INSTRUCTIONS TO FOLLOW: All the records that follow need to be reproduced exactly. Omit the images.

** START **

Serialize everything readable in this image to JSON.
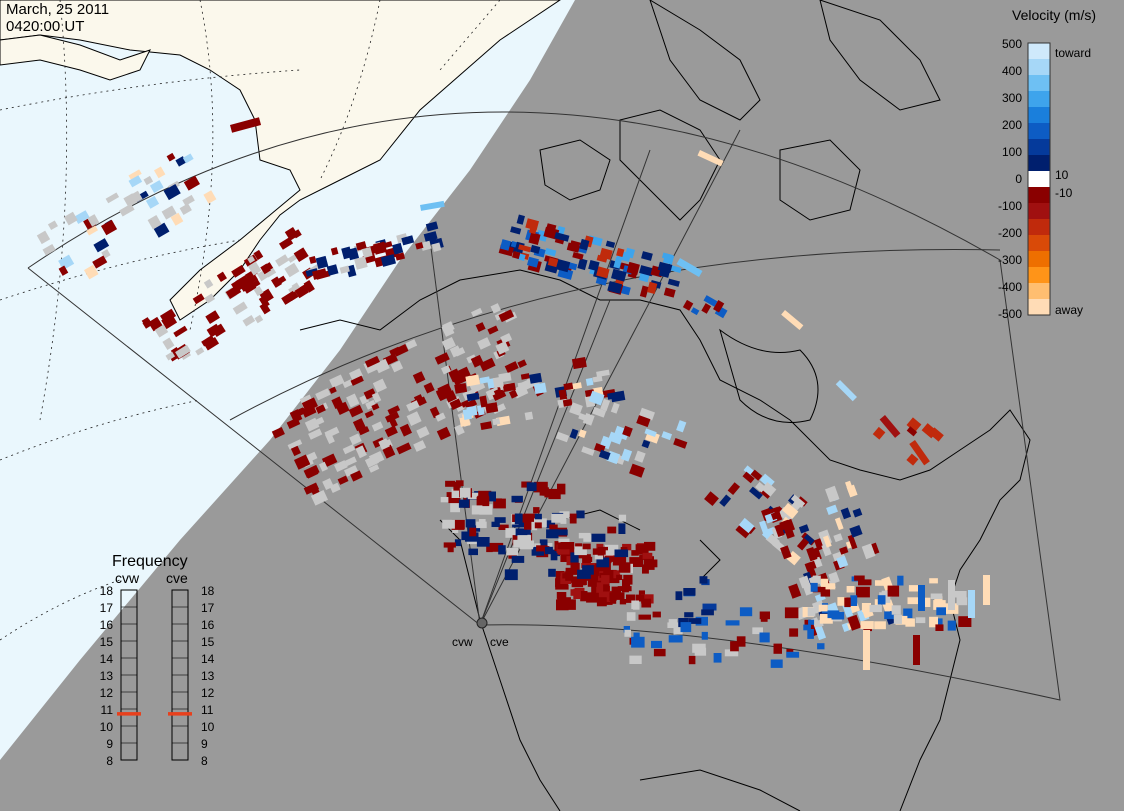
{
  "header": {
    "date": "March, 25 2011",
    "time": "0420:00 UT"
  },
  "colors": {
    "ocean": "#eaf7fd",
    "night": "#9a9a9a",
    "land_day": "#fbf8ec",
    "ground_scatter": "#c8c8c8",
    "coast": "#000000",
    "fov": "#333333"
  },
  "radars": [
    {
      "id": "cvw",
      "label": "cvw",
      "frequency_mhz": 10.7
    },
    {
      "id": "cve",
      "label": "cve",
      "frequency_mhz": 10.7
    }
  ],
  "velocity_legend": {
    "title": "Velocity (m/s)",
    "labels": [
      "500",
      "400",
      "300",
      "200",
      "100",
      "10",
      "0",
      "-10",
      "-100",
      "-200",
      "-300",
      "-400",
      "-500"
    ],
    "toward_label": "toward",
    "away_label": "away",
    "colors": [
      "#cfe9fb",
      "#a6d7f7",
      "#6ec0f3",
      "#3ea4ec",
      "#1a7fdc",
      "#0d5cc4",
      "#053a9b",
      "#001f6e",
      "#ffffff",
      "#8a0000",
      "#a01010",
      "#c02a0c",
      "#d94a08",
      "#ee6f00",
      "#ff9418",
      "#ffbe70",
      "#ffdcb6"
    ]
  },
  "frequency_legend": {
    "title": "Frequency",
    "ticks": [
      "18",
      "17",
      "16",
      "15",
      "14",
      "13",
      "12",
      "11",
      "10",
      "9",
      "8"
    ],
    "marker_color": "#e8401c"
  }
}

** END **

CORRECT OUTPUT:
Serialize everything readable in this image to JSON.
{
  "header": {
    "date": "March, 25 2011",
    "time": "0420:00 UT"
  },
  "colors": {
    "ocean": "#eaf7fd",
    "night": "#9a9a9a",
    "land_day": "#fbf8ec",
    "ground_scatter": "#c8c8c8",
    "coast": "#000000",
    "fov": "#333333"
  },
  "radars": [
    {
      "id": "cvw",
      "label": "cvw",
      "frequency_mhz": 10.7
    },
    {
      "id": "cve",
      "label": "cve",
      "frequency_mhz": 10.7
    }
  ],
  "velocity_legend": {
    "title": "Velocity (m/s)",
    "labels": [
      "500",
      "400",
      "300",
      "200",
      "100",
      "10",
      "0",
      "-10",
      "-100",
      "-200",
      "-300",
      "-400",
      "-500"
    ],
    "toward_label": "toward",
    "away_label": "away",
    "colors": [
      "#cfe9fb",
      "#a6d7f7",
      "#6ec0f3",
      "#3ea4ec",
      "#1a7fdc",
      "#0d5cc4",
      "#053a9b",
      "#001f6e",
      "#ffffff",
      "#8a0000",
      "#a01010",
      "#c02a0c",
      "#d94a08",
      "#ee6f00",
      "#ff9418",
      "#ffbe70",
      "#ffdcb6"
    ]
  },
  "frequency_legend": {
    "title": "Frequency",
    "ticks": [
      "18",
      "17",
      "16",
      "15",
      "14",
      "13",
      "12",
      "11",
      "10",
      "9",
      "8"
    ],
    "marker_color": "#e8401c"
  }
}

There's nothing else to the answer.